▶ Document excerpt:

++++

Thomas
Alva Edison The
accomplishments and life of electrical engineer and entrepreneur Thomas
Edison, 1847-1931
Edison
in 1877
American Innovator
(total of 1,093 patents)
1847-1931, Milan, Ohio, USA
Thomas Edison became
a telegrapher in Port Huron, Michigan at age 16. In 1869 young
innovator Edison patented an electric vote recorder, but its unconventionality
led to commercial failure, forcing Edison to focus on marketability
as he innovated. Knowing the telegraph's extensive use led the
newly entrepreneurial Edison to develop a telegraph to receive
two messages while simultaneously sending two - a "quadruplex"
capacity. Western Union purchased Edison's technology, financially
enabling him to relocate from Newark, NJ to nearby Menlo Park.
He created a premiere industrial research lab in 1876. In 1878
Edison founded the Edison Electric Lighting Company in lower Manhattan
to produce his new incandescent filament bulbs.
Increasing use of dynamos
provided DC power to a wide variety of technologies from trolley
motors to electric arc furnaces. The Wallace dynamo, shown at
the 1876 Centennial Exhibition in Philadelphia, inspired Edison
to work on advancing dynamo technology. His version was belt driven
and involved a lower internal resistance, larger bipolar magnets
and greater efficiency. He formed Edison Machine Works in 1880
to produce his dynamos.

++++

▶ Material:
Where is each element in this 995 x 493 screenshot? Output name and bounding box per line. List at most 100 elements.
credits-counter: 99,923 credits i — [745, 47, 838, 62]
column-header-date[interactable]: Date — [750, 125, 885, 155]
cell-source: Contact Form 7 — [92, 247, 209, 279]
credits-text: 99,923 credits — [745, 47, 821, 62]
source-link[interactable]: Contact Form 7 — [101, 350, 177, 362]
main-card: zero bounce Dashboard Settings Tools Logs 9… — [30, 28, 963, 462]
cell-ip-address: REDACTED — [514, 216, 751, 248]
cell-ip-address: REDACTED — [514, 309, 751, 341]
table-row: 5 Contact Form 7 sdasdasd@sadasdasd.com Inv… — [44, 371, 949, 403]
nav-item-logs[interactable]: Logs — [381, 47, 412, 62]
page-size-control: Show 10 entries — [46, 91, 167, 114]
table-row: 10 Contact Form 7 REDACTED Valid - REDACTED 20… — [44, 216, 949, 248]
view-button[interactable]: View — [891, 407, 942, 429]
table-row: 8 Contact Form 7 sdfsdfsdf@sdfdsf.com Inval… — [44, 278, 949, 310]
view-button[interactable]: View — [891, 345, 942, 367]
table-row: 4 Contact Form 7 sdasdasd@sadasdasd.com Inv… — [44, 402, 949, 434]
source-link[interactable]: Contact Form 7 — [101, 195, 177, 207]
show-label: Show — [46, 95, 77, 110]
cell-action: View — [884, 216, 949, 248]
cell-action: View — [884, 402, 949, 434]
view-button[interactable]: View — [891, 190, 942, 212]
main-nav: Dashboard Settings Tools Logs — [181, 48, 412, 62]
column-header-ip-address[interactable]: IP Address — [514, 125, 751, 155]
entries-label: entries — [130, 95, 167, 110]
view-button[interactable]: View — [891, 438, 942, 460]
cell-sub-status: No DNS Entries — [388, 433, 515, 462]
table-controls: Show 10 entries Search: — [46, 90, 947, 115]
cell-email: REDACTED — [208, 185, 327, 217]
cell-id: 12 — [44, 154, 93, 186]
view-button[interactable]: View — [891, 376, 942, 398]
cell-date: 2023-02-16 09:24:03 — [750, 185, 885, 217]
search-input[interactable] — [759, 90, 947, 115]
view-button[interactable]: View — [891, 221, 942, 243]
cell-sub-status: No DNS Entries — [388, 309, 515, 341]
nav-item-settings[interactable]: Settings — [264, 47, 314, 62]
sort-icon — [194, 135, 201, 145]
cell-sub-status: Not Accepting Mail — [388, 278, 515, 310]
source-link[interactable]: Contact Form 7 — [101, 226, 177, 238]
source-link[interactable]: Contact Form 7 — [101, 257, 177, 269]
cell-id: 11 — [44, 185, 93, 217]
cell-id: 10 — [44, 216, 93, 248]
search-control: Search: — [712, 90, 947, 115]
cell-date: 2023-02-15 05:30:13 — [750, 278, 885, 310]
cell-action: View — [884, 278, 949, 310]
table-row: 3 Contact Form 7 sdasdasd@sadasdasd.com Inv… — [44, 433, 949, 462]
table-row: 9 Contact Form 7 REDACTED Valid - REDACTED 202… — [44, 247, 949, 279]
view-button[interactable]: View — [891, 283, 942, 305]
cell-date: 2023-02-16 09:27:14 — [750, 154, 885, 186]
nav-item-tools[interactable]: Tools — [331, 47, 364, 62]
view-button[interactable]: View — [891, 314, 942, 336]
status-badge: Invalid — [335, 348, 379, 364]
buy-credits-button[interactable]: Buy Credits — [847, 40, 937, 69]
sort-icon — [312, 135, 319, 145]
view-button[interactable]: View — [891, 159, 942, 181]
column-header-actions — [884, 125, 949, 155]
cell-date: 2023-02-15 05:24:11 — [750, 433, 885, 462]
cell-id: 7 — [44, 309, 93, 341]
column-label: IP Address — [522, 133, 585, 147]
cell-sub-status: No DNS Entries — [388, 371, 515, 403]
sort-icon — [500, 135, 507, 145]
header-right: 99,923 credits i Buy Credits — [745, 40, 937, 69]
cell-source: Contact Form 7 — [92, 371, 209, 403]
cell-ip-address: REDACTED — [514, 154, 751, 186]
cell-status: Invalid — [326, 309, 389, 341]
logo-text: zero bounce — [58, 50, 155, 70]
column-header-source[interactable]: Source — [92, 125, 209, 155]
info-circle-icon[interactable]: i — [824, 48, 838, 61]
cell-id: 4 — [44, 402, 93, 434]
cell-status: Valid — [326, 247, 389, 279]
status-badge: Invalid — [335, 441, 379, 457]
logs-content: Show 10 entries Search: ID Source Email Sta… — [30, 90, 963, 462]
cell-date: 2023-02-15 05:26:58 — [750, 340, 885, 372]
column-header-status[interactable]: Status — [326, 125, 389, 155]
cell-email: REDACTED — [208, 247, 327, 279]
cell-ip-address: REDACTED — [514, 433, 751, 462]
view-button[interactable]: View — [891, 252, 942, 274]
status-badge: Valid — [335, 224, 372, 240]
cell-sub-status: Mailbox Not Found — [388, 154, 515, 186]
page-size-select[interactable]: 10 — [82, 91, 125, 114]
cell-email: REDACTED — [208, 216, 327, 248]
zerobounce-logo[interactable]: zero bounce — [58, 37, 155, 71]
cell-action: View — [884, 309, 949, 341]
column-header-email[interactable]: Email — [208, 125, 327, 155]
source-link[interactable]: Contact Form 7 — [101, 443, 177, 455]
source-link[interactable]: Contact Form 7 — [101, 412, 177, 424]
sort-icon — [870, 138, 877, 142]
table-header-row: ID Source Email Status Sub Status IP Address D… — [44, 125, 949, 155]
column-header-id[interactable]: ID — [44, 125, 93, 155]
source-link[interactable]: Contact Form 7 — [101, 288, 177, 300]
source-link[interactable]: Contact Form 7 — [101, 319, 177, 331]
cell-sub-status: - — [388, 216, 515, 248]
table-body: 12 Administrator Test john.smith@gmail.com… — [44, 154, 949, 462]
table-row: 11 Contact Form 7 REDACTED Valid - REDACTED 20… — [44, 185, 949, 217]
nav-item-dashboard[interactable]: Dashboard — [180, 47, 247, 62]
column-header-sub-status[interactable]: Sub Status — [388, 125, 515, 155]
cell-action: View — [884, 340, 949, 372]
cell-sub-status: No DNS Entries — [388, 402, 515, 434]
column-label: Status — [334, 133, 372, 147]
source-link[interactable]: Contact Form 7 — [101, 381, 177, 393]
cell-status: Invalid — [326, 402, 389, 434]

++++

▶ Requests:
**a)** Please reproduce the passage on Thomas Edison word for word, everything from "Increasing use of" down to "produce his dynamos.".
**b)** Duplicate the records verbatim, everything from their first line down to the line containing "page-size-control: Show 10", with both of those lines included.

▶ Exercise answers:
**a)**
Increasing use of dynamos
provided DC power to a wide variety of technologies from trolley
motors to electric arc furnaces. The Wallace dynamo, shown at
the 1876 Centennial Exhibition in Philadelphia, inspired Edison
to work on advancing dynamo technology. His version was belt driven
and involved a lower internal resistance, larger bipolar magnets
and greater efficiency. He formed Edison Machine Works in 1880
to produce his dynamos.

**b)**
Where is each element in this 995 x 493 screenshot? Output name and bounding box per line. List at most 100 elements.
credits-counter: 99,923 credits i — [745, 47, 838, 62]
column-header-date[interactable]: Date — [750, 125, 885, 155]
cell-source: Contact Form 7 — [92, 247, 209, 279]
credits-text: 99,923 credits — [745, 47, 821, 62]
source-link[interactable]: Contact Form 7 — [101, 350, 177, 362]
main-card: zero bounce Dashboard Settings Tools Logs 9… — [30, 28, 963, 462]
cell-ip-address: REDACTED — [514, 216, 751, 248]
cell-ip-address: REDACTED — [514, 309, 751, 341]
table-row: 5 Contact Form 7 sdasdasd@sadasdasd.com Inv… — [44, 371, 949, 403]
nav-item-logs[interactable]: Logs — [381, 47, 412, 62]
page-size-control: Show 10 entries — [46, 91, 167, 114]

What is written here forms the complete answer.